=== DIRECTIVE ===
Single out the lines of the material that contain "artículos" and copy them.
·····
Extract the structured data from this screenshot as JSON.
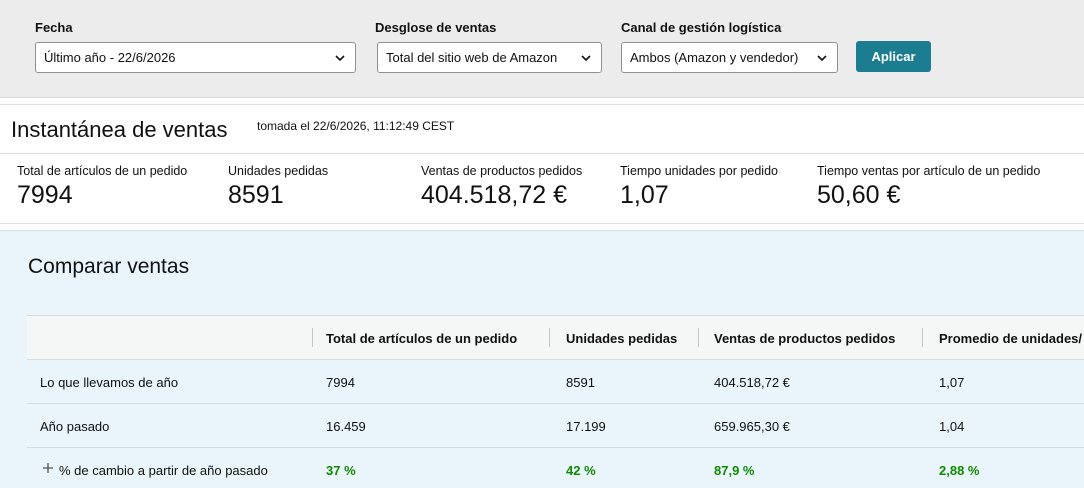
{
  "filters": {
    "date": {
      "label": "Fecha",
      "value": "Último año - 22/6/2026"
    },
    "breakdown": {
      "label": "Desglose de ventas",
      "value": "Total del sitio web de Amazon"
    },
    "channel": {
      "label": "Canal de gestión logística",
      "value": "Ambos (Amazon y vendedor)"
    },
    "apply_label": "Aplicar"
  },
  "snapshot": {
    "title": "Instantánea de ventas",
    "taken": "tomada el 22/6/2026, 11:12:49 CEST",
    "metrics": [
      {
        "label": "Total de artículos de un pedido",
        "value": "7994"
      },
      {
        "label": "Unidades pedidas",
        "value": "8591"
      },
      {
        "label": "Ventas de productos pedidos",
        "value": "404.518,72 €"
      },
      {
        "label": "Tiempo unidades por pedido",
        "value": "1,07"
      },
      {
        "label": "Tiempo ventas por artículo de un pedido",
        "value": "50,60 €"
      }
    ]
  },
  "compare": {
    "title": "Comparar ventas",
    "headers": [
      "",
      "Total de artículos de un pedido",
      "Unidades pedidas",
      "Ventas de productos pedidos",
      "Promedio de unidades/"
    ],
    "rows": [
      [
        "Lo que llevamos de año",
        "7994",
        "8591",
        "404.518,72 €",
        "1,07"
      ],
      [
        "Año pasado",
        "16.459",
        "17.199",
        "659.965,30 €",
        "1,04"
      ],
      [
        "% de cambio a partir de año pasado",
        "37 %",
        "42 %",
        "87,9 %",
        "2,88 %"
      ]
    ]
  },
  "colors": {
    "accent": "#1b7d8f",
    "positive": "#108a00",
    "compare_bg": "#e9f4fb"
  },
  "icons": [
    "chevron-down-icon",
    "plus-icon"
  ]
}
·····
=== TASK OUTPUT ===
        "label": "Total de artículos de un pedido",
      "Total de artículos de un pedido",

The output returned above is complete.